_Exercise instructions_.
The records that follow must be reproduced in full, exactly as written.

_Entries_.
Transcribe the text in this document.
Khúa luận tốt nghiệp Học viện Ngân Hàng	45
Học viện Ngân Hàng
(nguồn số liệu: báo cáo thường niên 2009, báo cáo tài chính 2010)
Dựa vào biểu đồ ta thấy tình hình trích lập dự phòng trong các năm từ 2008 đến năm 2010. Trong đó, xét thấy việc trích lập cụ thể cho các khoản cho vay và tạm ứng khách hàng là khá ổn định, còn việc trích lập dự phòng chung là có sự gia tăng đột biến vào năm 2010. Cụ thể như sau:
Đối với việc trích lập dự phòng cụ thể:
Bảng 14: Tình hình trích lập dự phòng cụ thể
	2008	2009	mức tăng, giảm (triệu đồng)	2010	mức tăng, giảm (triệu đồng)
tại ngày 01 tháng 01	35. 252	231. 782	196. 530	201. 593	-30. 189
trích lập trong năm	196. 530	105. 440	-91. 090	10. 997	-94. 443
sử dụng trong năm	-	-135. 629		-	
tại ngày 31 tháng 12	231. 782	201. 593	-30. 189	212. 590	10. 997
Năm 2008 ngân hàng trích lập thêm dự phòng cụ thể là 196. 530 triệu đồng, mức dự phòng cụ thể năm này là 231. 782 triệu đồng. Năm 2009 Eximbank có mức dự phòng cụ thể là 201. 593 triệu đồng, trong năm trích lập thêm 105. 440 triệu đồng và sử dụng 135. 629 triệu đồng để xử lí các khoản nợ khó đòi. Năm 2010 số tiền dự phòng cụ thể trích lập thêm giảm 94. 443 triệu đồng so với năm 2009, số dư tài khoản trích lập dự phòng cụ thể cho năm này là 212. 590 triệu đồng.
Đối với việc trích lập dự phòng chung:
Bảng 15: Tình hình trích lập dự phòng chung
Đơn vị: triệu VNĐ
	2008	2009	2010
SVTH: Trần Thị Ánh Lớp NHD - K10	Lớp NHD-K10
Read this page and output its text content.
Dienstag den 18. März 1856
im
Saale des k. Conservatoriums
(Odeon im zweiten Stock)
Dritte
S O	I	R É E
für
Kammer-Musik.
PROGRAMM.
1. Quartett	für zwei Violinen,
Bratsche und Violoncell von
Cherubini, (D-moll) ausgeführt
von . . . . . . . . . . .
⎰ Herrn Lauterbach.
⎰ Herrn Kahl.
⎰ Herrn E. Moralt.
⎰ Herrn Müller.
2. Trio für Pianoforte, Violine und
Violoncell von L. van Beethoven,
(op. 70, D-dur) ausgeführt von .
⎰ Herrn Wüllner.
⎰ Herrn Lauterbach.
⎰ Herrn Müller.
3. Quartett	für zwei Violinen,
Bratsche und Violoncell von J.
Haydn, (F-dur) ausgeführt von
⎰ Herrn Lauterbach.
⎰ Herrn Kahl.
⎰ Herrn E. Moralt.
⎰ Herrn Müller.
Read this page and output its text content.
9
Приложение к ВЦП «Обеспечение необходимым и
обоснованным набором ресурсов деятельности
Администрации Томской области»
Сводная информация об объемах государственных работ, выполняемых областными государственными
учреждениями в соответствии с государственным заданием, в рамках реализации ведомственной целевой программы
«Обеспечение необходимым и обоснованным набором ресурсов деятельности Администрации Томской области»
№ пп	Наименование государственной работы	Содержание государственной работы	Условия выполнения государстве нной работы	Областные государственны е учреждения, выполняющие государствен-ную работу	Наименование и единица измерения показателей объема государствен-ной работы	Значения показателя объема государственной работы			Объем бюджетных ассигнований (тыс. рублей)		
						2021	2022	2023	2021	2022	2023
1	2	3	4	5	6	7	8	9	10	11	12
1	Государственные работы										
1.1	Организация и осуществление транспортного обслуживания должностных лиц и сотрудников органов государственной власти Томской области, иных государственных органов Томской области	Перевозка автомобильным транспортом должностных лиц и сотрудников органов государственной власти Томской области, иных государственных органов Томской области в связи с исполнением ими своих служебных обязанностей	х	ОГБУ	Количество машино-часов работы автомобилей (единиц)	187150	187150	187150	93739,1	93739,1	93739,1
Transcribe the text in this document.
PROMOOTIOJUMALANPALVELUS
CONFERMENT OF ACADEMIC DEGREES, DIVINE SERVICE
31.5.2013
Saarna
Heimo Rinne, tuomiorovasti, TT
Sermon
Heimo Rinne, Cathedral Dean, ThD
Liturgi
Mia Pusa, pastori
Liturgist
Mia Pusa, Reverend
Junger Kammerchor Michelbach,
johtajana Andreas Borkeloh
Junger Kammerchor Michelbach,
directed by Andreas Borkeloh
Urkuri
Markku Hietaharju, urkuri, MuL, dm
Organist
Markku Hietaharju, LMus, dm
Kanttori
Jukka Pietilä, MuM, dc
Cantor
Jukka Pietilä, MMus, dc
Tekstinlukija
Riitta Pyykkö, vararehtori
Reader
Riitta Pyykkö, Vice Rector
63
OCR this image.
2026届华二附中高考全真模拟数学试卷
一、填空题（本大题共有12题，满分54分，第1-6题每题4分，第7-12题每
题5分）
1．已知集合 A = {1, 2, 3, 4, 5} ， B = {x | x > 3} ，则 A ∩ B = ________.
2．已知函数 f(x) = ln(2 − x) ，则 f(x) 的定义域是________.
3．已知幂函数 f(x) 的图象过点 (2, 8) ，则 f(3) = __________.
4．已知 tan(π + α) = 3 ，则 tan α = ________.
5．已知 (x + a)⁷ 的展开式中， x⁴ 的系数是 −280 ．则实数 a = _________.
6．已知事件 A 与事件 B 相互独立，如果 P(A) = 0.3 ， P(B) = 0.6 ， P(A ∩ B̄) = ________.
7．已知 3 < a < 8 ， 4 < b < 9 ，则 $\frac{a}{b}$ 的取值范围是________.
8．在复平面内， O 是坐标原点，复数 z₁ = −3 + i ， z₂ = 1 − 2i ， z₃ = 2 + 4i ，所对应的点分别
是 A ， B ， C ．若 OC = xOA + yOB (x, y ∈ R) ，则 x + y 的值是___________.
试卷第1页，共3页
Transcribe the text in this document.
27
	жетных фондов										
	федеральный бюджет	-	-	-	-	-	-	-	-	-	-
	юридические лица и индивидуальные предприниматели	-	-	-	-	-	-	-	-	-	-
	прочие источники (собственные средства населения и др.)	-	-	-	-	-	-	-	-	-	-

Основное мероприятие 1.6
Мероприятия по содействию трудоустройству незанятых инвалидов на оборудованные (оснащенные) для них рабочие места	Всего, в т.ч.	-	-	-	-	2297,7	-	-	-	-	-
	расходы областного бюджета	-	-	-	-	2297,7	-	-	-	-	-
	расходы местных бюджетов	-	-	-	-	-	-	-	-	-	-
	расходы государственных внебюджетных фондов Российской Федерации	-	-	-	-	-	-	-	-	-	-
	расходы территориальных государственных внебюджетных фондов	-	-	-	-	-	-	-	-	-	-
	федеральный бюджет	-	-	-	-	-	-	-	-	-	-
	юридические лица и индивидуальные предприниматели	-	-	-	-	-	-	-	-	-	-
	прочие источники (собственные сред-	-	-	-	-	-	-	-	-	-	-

_Completed exercise_.
Transcribe the text in this document.
Khúa luận tốt nghiệp Học viện Ngân Hàng	45
Học viện Ngân Hàng
(nguồn số liệu: báo cáo thường niên 2009, báo cáo tài chính 2010)
Dựa vào biểu đồ ta thấy tình hình trích lập dự phòng trong các năm từ 2008 đến năm 2010. Trong đó, xét thấy việc trích lập cụ thể cho các khoản cho vay và tạm ứng khách hàng là khá ổn định, còn việc trích lập dự phòng chung là có sự gia tăng đột biến vào năm 2010. Cụ thể như sau:
Đối với việc trích lập dự phòng cụ thể:
Bảng 14: Tình hình trích lập dự phòng cụ thể
	2008	2009	mức tăng, giảm (triệu đồng)	2010	mức tăng, giảm (triệu đồng)
tại ngày 01 tháng 01	35. 252	231. 782	196. 530	201. 593	-30. 189
trích lập trong năm	196. 530	105. 440	-91. 090	10. 997	-94. 443
sử dụng trong năm	-	-135. 629		-	
tại ngày 31 tháng 12	231. 782	201. 593	-30. 189	212. 590	10. 997
Năm 2008 ngân hàng trích lập thêm dự phòng cụ thể là 196. 530 triệu đồng, mức dự phòng cụ thể năm này là 231. 782 triệu đồng. Năm 2009 Eximbank có mức dự phòng cụ thể là 201. 593 triệu đồng, trong năm trích lập thêm 105. 440 triệu đồng và sử dụng 135. 629 triệu đồng để xử lí các khoản nợ khó đòi. Năm 2010 số tiền dự phòng cụ thể trích lập thêm giảm 94. 443 triệu đồng so với năm 2009, số dư tài khoản trích lập dự phòng cụ thể cho năm này là 212. 590 triệu đồng.
Đối với việc trích lập dự phòng chung:
Bảng 15: Tình hình trích lập dự phòng chung
Đơn vị: triệu VNĐ
	2008	2009	2010
SVTH: Trần Thị Ánh Lớp NHD - K10	Lớp NHD-K10
Read this page and output its text content.
Dienstag den 18. März 1856
im
Saale des k. Conservatoriums
(Odeon im zweiten Stock)
Dritte
S O	I	R É E
für
Kammer-Musik.
PROGRAMM.
1. Quartett	für zwei Violinen,
Bratsche und Violoncell von
Cherubini, (D-moll) ausgeführt
von . . . . . . . . . . .
⎰ Herrn Lauterbach.
⎰ Herrn Kahl.
⎰ Herrn E. Moralt.
⎰ Herrn Müller.
2. Trio für Pianoforte, Violine und
Violoncell von L. van Beethoven,
(op. 70, D-dur) ausgeführt von .
⎰ Herrn Wüllner.
⎰ Herrn Lauterbach.
⎰ Herrn Müller.
3. Quartett	für zwei Violinen,
Bratsche und Violoncell von J.
Haydn, (F-dur) ausgeführt von
⎰ Herrn Lauterbach.
⎰ Herrn Kahl.
⎰ Herrn E. Moralt.
⎰ Herrn Müller.
Read this page and output its text content.
9
Приложение к ВЦП «Обеспечение необходимым и
обоснованным набором ресурсов деятельности
Администрации Томской области»
Сводная информация об объемах государственных работ, выполняемых областными государственными
учреждениями в соответствии с государственным заданием, в рамках реализации ведомственной целевой программы
«Обеспечение необходимым и обоснованным набором ресурсов деятельности Администрации Томской области»
№ пп	Наименование государственной работы	Содержание государственной работы	Условия выполнения государстве нной работы	Областные государственны е учреждения, выполняющие государствен-ную работу	Наименование и единица измерения показателей объема государствен-ной работы	Значения показателя объема государственной работы			Объем бюджетных ассигнований (тыс. рублей)		
						2021	2022	2023	2021	2022	2023
1	2	3	4	5	6	7	8	9	10	11	12
1	Государственные работы										
1.1	Организация и осуществление транспортного обслуживания должностных лиц и сотрудников органов государственной власти Томской области, иных государственных органов Томской области	Перевозка автомобильным транспортом должностных лиц и сотрудников органов государственной власти Томской области, иных государственных органов Томской области в связи с исполнением ими своих служебных обязанностей	х	ОГБУ	Количество машино-часов работы автомобилей (единиц)	187150	187150	187150	93739,1	93739,1	93739,1
Transcribe the text in this document.
PROMOOTIOJUMALANPALVELUS
CONFERMENT OF ACADEMIC DEGREES, DIVINE SERVICE
31.5.2013
Saarna
Heimo Rinne, tuomiorovasti, TT
Sermon
Heimo Rinne, Cathedral Dean, ThD
Liturgi
Mia Pusa, pastori
Liturgist
Mia Pusa, Reverend
Junger Kammerchor Michelbach,
johtajana Andreas Borkeloh
Junger Kammerchor Michelbach,
directed by Andreas Borkeloh
Urkuri
Markku Hietaharju, urkuri, MuL, dm
Organist
Markku Hietaharju, LMus, dm
Kanttori
Jukka Pietilä, MuM, dc
Cantor
Jukka Pietilä, MMus, dc
Tekstinlukija
Riitta Pyykkö, vararehtori
Reader
Riitta Pyykkö, Vice Rector
63
OCR this image.
2026届华二附中高考全真模拟数学试卷
一、填空题（本大题共有12题，满分54分，第1-6题每题4分，第7-12题每
题5分）
1．已知集合 A = {1, 2, 3, 4, 5} ， B = {x | x > 3} ，则 A ∩ B = ________.
2．已知函数 f(x) = ln(2 − x) ，则 f(x) 的定义域是________.
3．已知幂函数 f(x) 的图象过点 (2, 8) ，则 f(3) = __________.
4．已知 tan(π + α) = 3 ，则 tan α = ________.
5．已知 (x + a)⁷ 的展开式中， x⁴ 的系数是 −280 ．则实数 a = _________.
6．已知事件 A 与事件 B 相互独立，如果 P(A) = 0.3 ， P(B) = 0.6 ， P(A ∩ B̄) = ________.
7．已知 3 < a < 8 ， 4 < b < 9 ，则 $\frac{a}{b}$ 的取值范围是________.
8．在复平面内， O 是坐标原点，复数 z₁ = −3 + i ， z₂ = 1 − 2i ， z₃ = 2 + 4i ，所对应的点分别
是 A ， B ， C ．若 OC = xOA + yOB (x, y ∈ R) ，则 x + y 的值是___________.
试卷第1页，共3页
Transcribe the text in this document.
27
	жетных фондов										
	федеральный бюджет	-	-	-	-	-	-	-	-	-	-
	юридические лица и индивидуальные предприниматели	-	-	-	-	-	-	-	-	-	-
	прочие источники (собственные средства населения и др.)	-	-	-	-	-	-	-	-	-	-

Основное мероприятие 1.6
Мероприятия по содействию трудоустройству незанятых инвалидов на оборудованные (оснащенные) для них рабочие места	Всего, в т.ч.	-	-	-	-	2297,7	-	-	-	-	-
	расходы областного бюджета	-	-	-	-	2297,7	-	-	-	-	-
	расходы местных бюджетов	-	-	-	-	-	-	-	-	-	-
	расходы государственных внебюджетных фондов Российской Федерации	-	-	-	-	-	-	-	-	-	-
	расходы территориальных государственных внебюджетных фондов	-	-	-	-	-	-	-	-	-	-
	федеральный бюджет	-	-	-	-	-	-	-	-	-	-
	юридические лица и индивидуальные предприниматели	-	-	-	-	-	-	-	-	-	-
	прочие источники (собственные сред-	-	-	-	-	-	-	-	-	-	-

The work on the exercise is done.